◆ Task
Write the entries below out again exactly; any picture in them stays out.

◆ Records from a collection of figures
------------------------

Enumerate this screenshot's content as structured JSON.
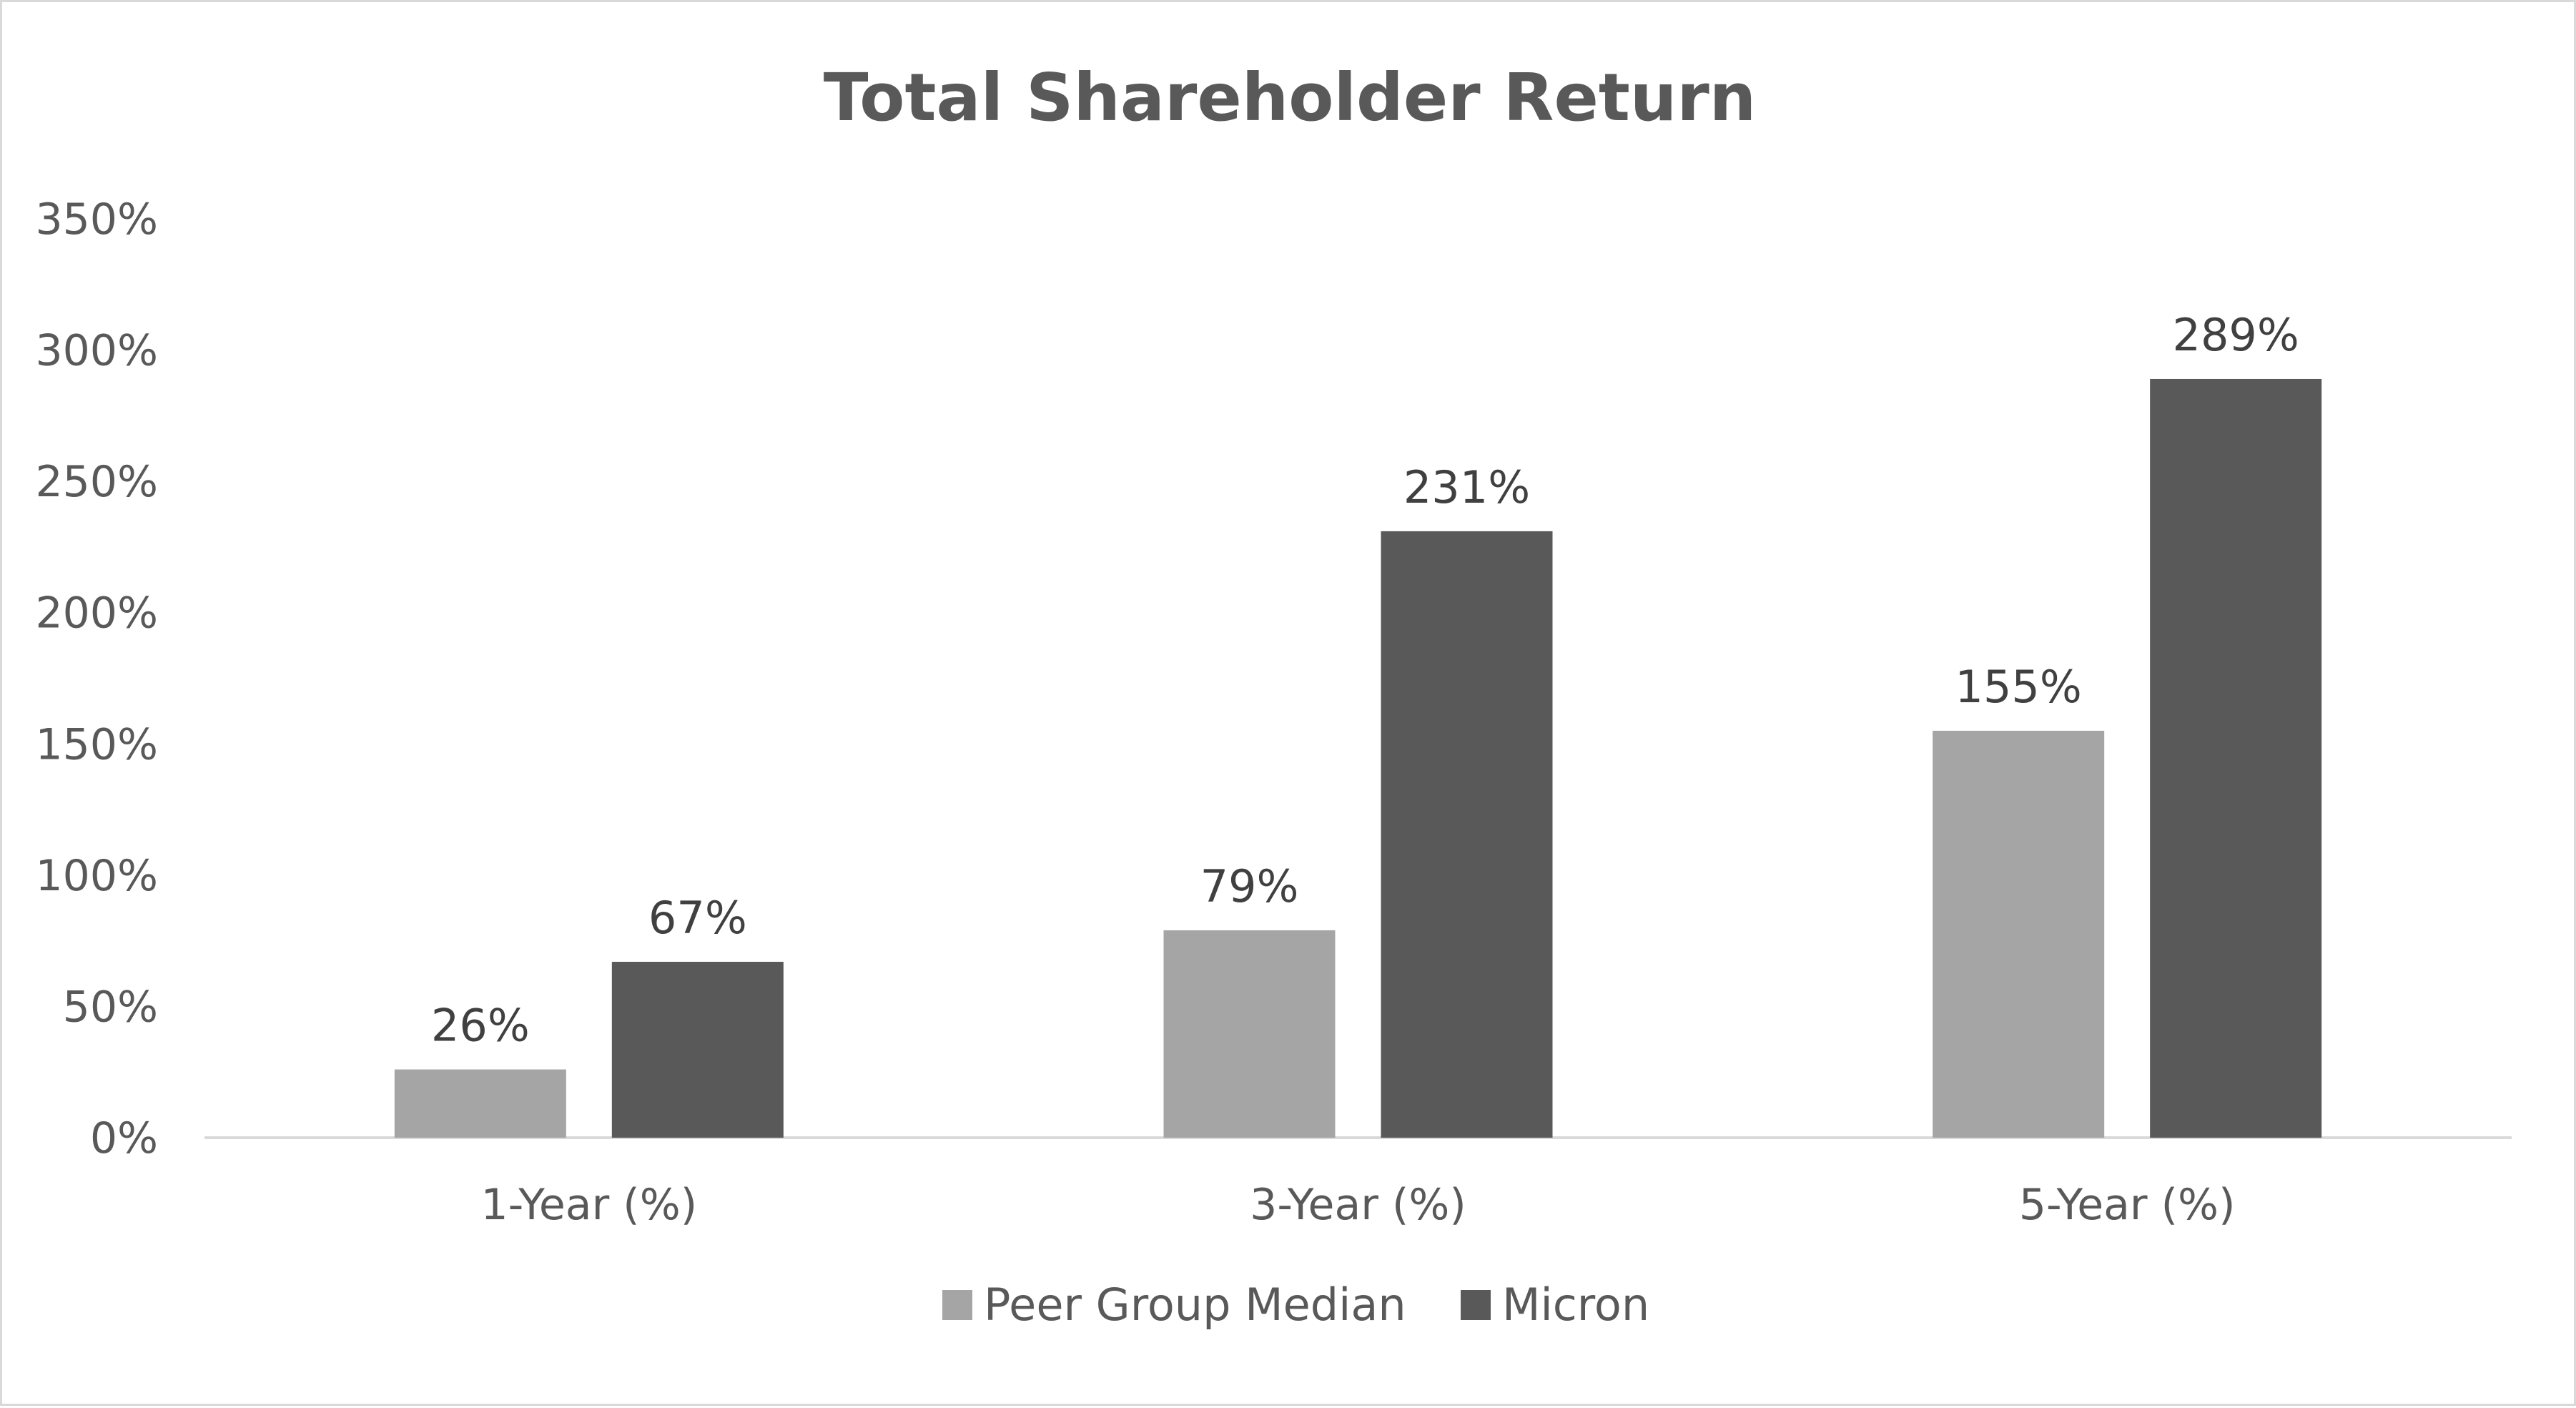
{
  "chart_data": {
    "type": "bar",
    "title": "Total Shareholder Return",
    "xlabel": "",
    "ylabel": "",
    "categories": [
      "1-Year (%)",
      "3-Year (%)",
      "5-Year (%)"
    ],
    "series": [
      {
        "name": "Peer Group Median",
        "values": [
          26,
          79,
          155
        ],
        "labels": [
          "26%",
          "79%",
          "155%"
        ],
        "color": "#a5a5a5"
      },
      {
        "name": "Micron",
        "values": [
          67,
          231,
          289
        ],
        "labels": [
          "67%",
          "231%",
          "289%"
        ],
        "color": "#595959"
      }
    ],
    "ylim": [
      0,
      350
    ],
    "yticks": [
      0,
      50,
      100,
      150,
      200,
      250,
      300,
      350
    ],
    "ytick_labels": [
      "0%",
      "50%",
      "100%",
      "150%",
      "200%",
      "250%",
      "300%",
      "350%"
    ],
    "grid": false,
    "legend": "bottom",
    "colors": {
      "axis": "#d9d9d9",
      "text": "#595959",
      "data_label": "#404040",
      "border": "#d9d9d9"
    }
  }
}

------------------------

◆ Exercise solution
Enumerate this screenshot's content as structured JSON.
{
  "chart_data": {
    "type": "bar",
    "title": "Total Shareholder Return",
    "xlabel": "",
    "ylabel": "",
    "categories": [
      "1-Year (%)",
      "3-Year (%)",
      "5-Year (%)"
    ],
    "series": [
      {
        "name": "Peer Group Median",
        "values": [
          26,
          79,
          155
        ],
        "labels": [
          "26%",
          "79%",
          "155%"
        ],
        "color": "#a5a5a5"
      },
      {
        "name": "Micron",
        "values": [
          67,
          231,
          289
        ],
        "labels": [
          "67%",
          "231%",
          "289%"
        ],
        "color": "#595959"
      }
    ],
    "ylim": [
      0,
      350
    ],
    "yticks": [
      0,
      50,
      100,
      150,
      200,
      250,
      300,
      350
    ],
    "ytick_labels": [
      "0%",
      "50%",
      "100%",
      "150%",
      "200%",
      "250%",
      "300%",
      "350%"
    ],
    "grid": false,
    "legend": "bottom",
    "colors": {
      "axis": "#d9d9d9",
      "text": "#595959",
      "data_label": "#404040",
      "border": "#d9d9d9"
    }
  }
}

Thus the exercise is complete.